[START]

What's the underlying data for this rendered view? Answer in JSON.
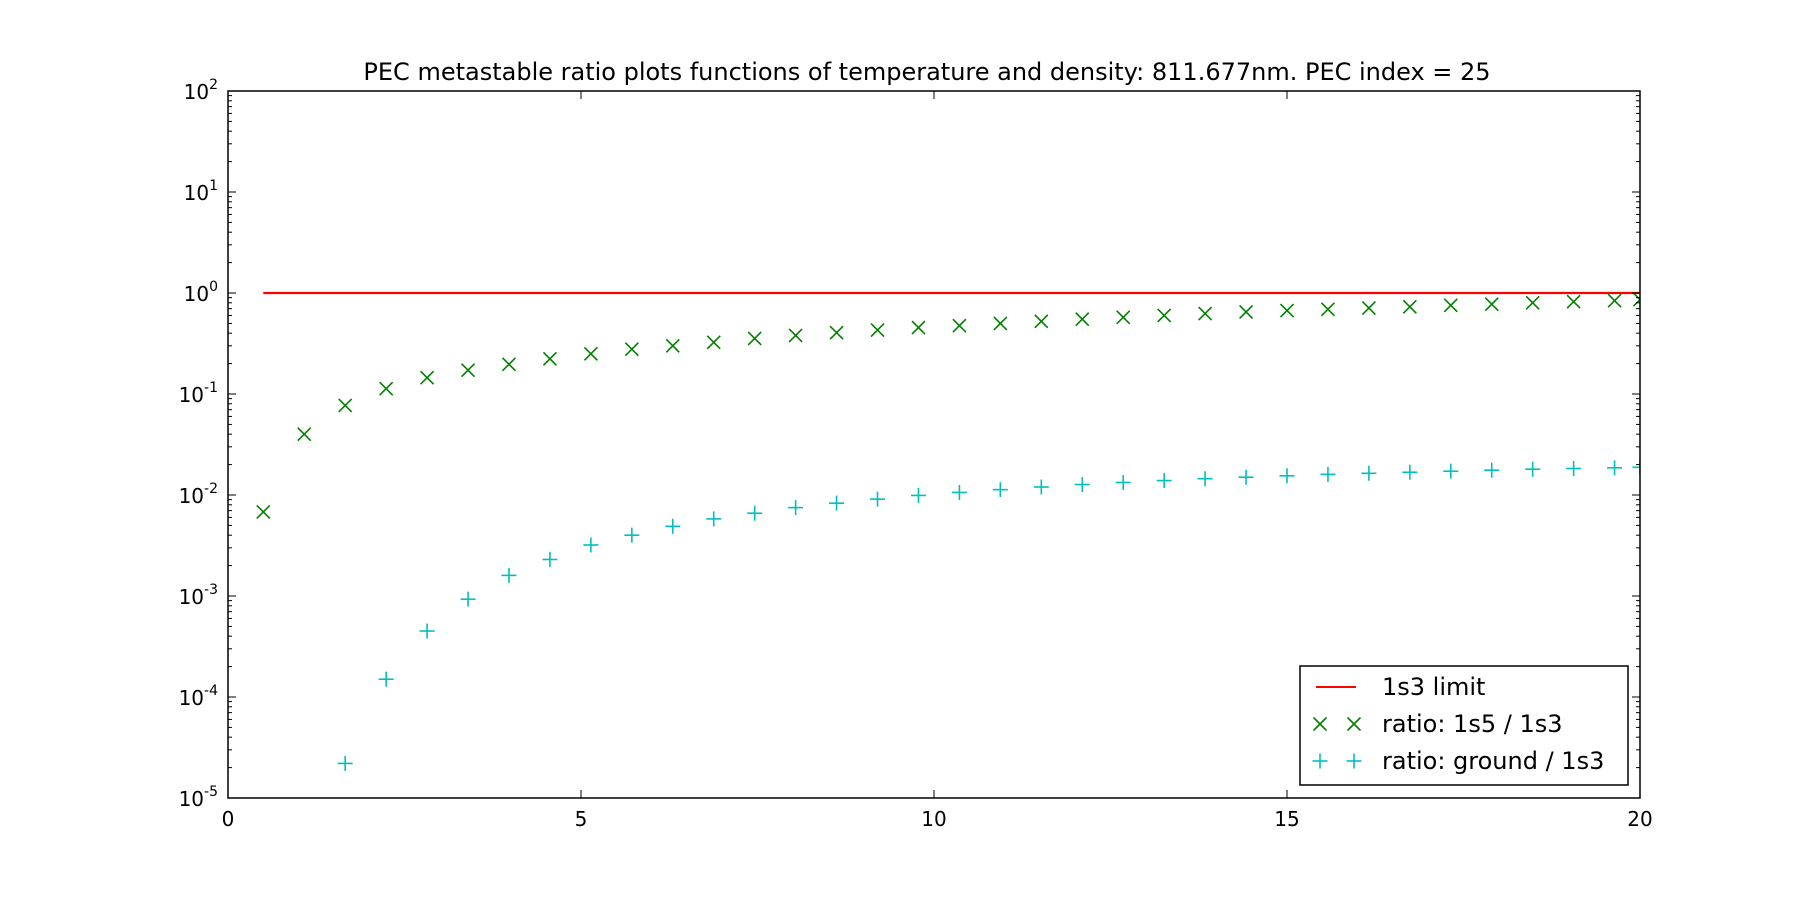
{
  "chart_data": {
    "type": "scatter",
    "title": "PEC metastable ratio plots functions of temperature and density: 811.677nm. PEC index = 25",
    "xlabel": "",
    "ylabel": "",
    "xlim": [
      0,
      20
    ],
    "ylim": [
      1e-05,
      100
    ],
    "yscale": "log",
    "x_ticks": [
      "0",
      "5",
      "10",
      "15",
      "20"
    ],
    "y_ticks": [
      {
        "base": "10",
        "exp": "2",
        "value": 100
      },
      {
        "base": "10",
        "exp": "1",
        "value": 10
      },
      {
        "base": "10",
        "exp": "0",
        "value": 1
      },
      {
        "base": "10",
        "exp": "-1",
        "value": 0.1
      },
      {
        "base": "10",
        "exp": "-2",
        "value": 0.01
      },
      {
        "base": "10",
        "exp": "-3",
        "value": 0.001
      },
      {
        "base": "10",
        "exp": "-4",
        "value": 0.0001
      },
      {
        "base": "10",
        "exp": "-5",
        "value": 1e-05
      }
    ],
    "grid": false,
    "legend_position": "bottom-right",
    "x": [
      0.5,
      1.08,
      1.66,
      2.24,
      2.82,
      3.4,
      3.98,
      4.56,
      5.14,
      5.72,
      6.3,
      6.88,
      7.46,
      8.04,
      8.62,
      9.2,
      9.78,
      10.36,
      10.94,
      11.52,
      12.1,
      12.68,
      13.26,
      13.84,
      14.42,
      15.0,
      15.58,
      16.16,
      16.74,
      17.32,
      17.9,
      18.48,
      19.06,
      19.64,
      20.0
    ],
    "series": [
      {
        "name": "1s3 limit",
        "style": "line",
        "color": "#ff0000",
        "x": [
          0.5,
          20
        ],
        "values": [
          1.0,
          1.0
        ]
      },
      {
        "name": "ratio: 1s5 / 1s3",
        "style": "x",
        "color": "#008000",
        "values": [
          0.0068,
          0.04,
          0.077,
          0.113,
          0.145,
          0.172,
          0.197,
          0.223,
          0.25,
          0.278,
          0.3,
          0.325,
          0.355,
          0.38,
          0.405,
          0.43,
          0.455,
          0.475,
          0.5,
          0.525,
          0.55,
          0.575,
          0.6,
          0.625,
          0.65,
          0.67,
          0.69,
          0.71,
          0.73,
          0.755,
          0.775,
          0.8,
          0.82,
          0.84,
          0.86
        ]
      },
      {
        "name": "ratio: ground / 1s3",
        "style": "+",
        "color": "#00bfbf",
        "values": [
          null,
          null,
          2.2e-05,
          0.00015,
          0.00045,
          0.00093,
          0.0016,
          0.0023,
          0.0032,
          0.004,
          0.0049,
          0.0058,
          0.0066,
          0.0075,
          0.0083,
          0.0091,
          0.0099,
          0.0106,
          0.0113,
          0.012,
          0.0127,
          0.0133,
          0.0139,
          0.0145,
          0.015,
          0.0155,
          0.016,
          0.0164,
          0.0168,
          0.0172,
          0.0176,
          0.018,
          0.0183,
          0.0186,
          0.0188
        ]
      }
    ]
  }
}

[END]

* [WORK REQUIRED]: Return the full material word for word. Do not include the pictures.

* [TASK SOLUTION]:
What's the underlying data for this rendered view? Answer in JSON.
{
  "chart_data": {
    "type": "scatter",
    "title": "PEC metastable ratio plots functions of temperature and density: 811.677nm. PEC index = 25",
    "xlabel": "",
    "ylabel": "",
    "xlim": [
      0,
      20
    ],
    "ylim": [
      1e-05,
      100
    ],
    "yscale": "log",
    "x_ticks": [
      "0",
      "5",
      "10",
      "15",
      "20"
    ],
    "y_ticks": [
      {
        "base": "10",
        "exp": "2",
        "value": 100
      },
      {
        "base": "10",
        "exp": "1",
        "value": 10
      },
      {
        "base": "10",
        "exp": "0",
        "value": 1
      },
      {
        "base": "10",
        "exp": "-1",
        "value": 0.1
      },
      {
        "base": "10",
        "exp": "-2",
        "value": 0.01
      },
      {
        "base": "10",
        "exp": "-3",
        "value": 0.001
      },
      {
        "base": "10",
        "exp": "-4",
        "value": 0.0001
      },
      {
        "base": "10",
        "exp": "-5",
        "value": 1e-05
      }
    ],
    "grid": false,
    "legend_position": "bottom-right",
    "x": [
      0.5,
      1.08,
      1.66,
      2.24,
      2.82,
      3.4,
      3.98,
      4.56,
      5.14,
      5.72,
      6.3,
      6.88,
      7.46,
      8.04,
      8.62,
      9.2,
      9.78,
      10.36,
      10.94,
      11.52,
      12.1,
      12.68,
      13.26,
      13.84,
      14.42,
      15.0,
      15.58,
      16.16,
      16.74,
      17.32,
      17.9,
      18.48,
      19.06,
      19.64,
      20.0
    ],
    "series": [
      {
        "name": "1s3 limit",
        "style": "line",
        "color": "#ff0000",
        "x": [
          0.5,
          20
        ],
        "values": [
          1.0,
          1.0
        ]
      },
      {
        "name": "ratio: 1s5 / 1s3",
        "style": "x",
        "color": "#008000",
        "values": [
          0.0068,
          0.04,
          0.077,
          0.113,
          0.145,
          0.172,
          0.197,
          0.223,
          0.25,
          0.278,
          0.3,
          0.325,
          0.355,
          0.38,
          0.405,
          0.43,
          0.455,
          0.475,
          0.5,
          0.525,
          0.55,
          0.575,
          0.6,
          0.625,
          0.65,
          0.67,
          0.69,
          0.71,
          0.73,
          0.755,
          0.775,
          0.8,
          0.82,
          0.84,
          0.86
        ]
      },
      {
        "name": "ratio: ground / 1s3",
        "style": "+",
        "color": "#00bfbf",
        "values": [
          null,
          null,
          2.2e-05,
          0.00015,
          0.00045,
          0.00093,
          0.0016,
          0.0023,
          0.0032,
          0.004,
          0.0049,
          0.0058,
          0.0066,
          0.0075,
          0.0083,
          0.0091,
          0.0099,
          0.0106,
          0.0113,
          0.012,
          0.0127,
          0.0133,
          0.0139,
          0.0145,
          0.015,
          0.0155,
          0.016,
          0.0164,
          0.0168,
          0.0172,
          0.0176,
          0.018,
          0.0183,
          0.0186,
          0.0188
        ]
      }
    ]
  }
}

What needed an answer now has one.